**What to work on:**
Take each line containing "accepted" and report it exactly as written.

[Extracted records]
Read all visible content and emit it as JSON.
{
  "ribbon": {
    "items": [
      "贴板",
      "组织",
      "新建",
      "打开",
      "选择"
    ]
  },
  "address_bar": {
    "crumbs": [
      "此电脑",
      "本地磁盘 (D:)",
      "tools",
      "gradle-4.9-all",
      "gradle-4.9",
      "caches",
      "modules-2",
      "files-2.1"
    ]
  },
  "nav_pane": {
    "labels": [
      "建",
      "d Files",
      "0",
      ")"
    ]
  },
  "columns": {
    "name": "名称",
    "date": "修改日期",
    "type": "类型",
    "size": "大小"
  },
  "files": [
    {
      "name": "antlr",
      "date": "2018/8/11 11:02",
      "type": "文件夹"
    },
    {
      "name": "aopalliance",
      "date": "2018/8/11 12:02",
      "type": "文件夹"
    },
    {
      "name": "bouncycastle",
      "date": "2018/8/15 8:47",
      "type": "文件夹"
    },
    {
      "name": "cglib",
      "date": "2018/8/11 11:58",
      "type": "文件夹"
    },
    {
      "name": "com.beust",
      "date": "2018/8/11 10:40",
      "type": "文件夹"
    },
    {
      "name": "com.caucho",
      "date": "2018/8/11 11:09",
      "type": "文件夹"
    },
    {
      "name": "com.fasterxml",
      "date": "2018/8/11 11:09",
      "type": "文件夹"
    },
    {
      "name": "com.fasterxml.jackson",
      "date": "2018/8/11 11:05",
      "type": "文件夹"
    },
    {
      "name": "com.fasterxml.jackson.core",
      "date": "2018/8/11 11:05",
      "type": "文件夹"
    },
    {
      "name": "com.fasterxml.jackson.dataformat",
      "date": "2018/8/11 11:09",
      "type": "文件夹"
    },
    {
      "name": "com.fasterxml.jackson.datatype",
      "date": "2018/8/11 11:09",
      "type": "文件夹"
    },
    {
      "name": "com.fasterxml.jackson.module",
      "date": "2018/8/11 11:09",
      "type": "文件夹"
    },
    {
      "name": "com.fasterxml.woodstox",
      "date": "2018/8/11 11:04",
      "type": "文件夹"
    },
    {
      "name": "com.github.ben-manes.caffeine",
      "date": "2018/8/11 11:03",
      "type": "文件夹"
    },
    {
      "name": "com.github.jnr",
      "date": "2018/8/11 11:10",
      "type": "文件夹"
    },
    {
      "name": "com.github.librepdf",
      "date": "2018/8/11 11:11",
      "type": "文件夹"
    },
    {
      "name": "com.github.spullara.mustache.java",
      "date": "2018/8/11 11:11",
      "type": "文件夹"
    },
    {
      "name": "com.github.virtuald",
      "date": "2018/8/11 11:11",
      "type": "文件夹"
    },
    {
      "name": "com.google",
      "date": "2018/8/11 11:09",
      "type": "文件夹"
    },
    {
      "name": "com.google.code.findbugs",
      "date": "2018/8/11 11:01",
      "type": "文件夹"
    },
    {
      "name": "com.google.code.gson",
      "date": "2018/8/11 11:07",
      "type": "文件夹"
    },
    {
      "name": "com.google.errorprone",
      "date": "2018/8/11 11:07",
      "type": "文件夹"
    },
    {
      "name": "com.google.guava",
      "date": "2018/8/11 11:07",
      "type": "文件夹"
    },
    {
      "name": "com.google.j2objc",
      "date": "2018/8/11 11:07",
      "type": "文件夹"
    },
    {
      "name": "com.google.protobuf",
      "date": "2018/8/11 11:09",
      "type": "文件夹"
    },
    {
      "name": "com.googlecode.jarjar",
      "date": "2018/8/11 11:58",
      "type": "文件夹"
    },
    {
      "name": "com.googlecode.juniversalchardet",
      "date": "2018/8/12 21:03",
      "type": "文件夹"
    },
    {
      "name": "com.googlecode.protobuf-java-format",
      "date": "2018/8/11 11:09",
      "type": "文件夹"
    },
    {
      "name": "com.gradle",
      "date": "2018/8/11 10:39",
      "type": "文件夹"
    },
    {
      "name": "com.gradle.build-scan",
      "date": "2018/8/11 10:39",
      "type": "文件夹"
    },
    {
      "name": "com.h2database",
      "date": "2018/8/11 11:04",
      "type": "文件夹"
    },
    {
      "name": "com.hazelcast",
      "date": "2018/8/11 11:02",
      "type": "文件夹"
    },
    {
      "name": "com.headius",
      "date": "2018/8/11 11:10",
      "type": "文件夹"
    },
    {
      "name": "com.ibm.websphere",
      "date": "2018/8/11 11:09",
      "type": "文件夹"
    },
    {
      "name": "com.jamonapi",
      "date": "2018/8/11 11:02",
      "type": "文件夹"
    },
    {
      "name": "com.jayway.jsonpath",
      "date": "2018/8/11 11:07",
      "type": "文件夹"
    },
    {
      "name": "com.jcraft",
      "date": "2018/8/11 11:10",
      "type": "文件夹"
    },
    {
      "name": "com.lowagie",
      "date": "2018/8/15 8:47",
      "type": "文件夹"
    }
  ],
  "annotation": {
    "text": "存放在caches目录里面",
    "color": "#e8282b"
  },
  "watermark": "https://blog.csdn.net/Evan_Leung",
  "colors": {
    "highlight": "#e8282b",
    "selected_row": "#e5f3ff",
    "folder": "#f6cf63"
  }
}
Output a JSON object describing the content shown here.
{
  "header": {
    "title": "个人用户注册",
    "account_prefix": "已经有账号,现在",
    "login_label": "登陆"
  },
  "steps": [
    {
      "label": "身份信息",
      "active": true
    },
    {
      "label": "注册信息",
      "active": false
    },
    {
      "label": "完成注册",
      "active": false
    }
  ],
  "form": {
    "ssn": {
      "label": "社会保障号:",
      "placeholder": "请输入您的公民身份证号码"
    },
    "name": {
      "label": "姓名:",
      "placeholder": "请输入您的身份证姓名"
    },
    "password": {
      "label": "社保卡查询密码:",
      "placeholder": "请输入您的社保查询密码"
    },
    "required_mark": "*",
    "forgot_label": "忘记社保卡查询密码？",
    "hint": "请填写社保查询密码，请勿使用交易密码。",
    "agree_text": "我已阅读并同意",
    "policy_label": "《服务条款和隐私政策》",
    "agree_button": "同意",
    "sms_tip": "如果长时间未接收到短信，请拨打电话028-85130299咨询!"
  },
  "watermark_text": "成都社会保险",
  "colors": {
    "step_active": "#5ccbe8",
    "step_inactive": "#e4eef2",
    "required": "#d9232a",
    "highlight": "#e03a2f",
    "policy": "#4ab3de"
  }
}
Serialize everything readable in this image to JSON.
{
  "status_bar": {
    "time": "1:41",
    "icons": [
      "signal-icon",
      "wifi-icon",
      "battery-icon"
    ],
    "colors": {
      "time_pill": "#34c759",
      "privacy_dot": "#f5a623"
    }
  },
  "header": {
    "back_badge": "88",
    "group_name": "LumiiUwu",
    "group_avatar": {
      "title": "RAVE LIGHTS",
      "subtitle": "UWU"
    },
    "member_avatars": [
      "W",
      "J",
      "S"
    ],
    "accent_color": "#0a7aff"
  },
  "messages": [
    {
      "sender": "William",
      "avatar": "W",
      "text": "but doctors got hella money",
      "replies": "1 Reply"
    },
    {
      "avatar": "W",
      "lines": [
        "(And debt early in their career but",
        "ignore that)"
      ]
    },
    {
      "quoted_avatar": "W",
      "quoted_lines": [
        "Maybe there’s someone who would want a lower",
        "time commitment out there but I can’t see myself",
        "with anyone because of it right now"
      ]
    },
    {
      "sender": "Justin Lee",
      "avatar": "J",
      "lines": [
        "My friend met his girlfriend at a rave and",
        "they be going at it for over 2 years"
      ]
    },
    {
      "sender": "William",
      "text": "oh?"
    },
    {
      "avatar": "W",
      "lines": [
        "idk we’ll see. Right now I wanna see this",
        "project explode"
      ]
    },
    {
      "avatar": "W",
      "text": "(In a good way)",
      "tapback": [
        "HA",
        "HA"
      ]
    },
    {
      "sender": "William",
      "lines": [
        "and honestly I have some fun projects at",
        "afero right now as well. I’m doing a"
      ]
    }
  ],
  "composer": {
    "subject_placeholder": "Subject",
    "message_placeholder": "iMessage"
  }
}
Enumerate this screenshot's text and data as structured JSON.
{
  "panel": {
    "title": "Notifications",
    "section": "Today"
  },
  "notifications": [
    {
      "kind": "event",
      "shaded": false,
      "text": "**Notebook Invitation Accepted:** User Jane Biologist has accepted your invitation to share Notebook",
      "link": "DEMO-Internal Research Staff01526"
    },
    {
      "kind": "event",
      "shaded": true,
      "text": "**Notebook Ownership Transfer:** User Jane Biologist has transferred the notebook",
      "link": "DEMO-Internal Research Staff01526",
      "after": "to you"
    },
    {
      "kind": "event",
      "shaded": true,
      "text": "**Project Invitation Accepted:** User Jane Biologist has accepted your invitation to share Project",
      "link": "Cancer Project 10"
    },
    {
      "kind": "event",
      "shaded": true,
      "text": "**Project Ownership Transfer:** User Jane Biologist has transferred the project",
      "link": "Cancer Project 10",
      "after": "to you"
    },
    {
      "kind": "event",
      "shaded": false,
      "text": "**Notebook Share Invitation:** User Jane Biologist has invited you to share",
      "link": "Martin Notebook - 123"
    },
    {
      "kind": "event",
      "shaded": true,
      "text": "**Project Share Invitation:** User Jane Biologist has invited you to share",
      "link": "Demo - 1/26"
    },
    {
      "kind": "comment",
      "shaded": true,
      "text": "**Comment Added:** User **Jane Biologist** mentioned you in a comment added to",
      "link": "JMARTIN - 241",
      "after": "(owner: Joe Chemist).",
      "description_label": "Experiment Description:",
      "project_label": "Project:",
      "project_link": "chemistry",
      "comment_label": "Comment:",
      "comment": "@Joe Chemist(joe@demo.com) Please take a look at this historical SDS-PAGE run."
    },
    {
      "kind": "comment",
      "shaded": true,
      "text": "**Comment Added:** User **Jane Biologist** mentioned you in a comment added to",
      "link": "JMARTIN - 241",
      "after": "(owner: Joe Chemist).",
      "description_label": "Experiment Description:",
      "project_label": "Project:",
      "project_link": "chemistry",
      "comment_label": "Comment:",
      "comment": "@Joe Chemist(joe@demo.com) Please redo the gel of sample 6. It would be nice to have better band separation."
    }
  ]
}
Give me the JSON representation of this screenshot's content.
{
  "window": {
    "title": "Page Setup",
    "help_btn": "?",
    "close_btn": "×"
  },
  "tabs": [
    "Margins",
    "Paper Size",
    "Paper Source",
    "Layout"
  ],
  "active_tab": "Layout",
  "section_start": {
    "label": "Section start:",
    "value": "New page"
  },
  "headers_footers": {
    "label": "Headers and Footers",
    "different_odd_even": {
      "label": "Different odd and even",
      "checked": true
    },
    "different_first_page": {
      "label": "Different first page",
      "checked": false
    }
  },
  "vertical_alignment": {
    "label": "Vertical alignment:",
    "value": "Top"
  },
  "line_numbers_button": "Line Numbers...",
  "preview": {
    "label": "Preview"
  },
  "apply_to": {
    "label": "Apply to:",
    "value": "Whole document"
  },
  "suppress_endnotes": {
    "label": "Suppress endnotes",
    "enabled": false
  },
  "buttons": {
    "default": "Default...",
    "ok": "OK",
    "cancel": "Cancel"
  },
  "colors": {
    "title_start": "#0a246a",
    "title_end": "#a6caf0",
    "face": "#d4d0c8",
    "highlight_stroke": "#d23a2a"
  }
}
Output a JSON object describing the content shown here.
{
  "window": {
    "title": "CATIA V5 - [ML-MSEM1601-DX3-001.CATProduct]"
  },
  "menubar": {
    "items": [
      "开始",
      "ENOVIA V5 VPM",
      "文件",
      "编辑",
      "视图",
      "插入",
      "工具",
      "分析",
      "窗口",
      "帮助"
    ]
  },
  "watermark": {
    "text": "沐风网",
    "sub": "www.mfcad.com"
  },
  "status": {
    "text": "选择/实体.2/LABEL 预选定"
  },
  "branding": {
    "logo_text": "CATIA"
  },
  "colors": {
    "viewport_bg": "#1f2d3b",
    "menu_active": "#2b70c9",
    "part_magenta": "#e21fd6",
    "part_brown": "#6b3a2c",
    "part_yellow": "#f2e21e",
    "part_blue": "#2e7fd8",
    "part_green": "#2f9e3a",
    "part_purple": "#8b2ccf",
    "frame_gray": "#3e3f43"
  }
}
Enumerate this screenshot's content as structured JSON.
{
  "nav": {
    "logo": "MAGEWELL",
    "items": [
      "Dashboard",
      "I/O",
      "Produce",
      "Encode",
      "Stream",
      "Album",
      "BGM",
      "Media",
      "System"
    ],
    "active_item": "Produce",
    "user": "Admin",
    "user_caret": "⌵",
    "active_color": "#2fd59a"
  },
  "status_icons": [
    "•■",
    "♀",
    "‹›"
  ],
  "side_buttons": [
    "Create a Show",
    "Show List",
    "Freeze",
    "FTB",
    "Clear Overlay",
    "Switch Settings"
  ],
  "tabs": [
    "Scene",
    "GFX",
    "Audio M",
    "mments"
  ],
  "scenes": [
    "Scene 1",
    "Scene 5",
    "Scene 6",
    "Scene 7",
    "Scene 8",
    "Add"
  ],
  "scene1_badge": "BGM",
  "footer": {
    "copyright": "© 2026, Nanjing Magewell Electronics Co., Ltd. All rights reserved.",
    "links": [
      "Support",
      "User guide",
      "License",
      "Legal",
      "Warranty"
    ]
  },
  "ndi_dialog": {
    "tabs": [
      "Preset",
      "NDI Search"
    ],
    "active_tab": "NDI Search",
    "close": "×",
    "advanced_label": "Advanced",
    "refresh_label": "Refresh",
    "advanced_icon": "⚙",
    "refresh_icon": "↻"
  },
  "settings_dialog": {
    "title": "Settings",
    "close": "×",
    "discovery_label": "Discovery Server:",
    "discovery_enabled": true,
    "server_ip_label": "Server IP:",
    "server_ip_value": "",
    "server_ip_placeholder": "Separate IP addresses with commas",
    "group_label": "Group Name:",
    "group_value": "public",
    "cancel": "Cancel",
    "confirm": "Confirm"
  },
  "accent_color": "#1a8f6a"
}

**Output of the task:**
      "text": "**Notebook Invitation Accepted:** User Jane Biologist has accepted your invitation to share Notebook",
      "text": "**Project Invitation Accepted:** User Jane Biologist has accepted your invitation to share Project",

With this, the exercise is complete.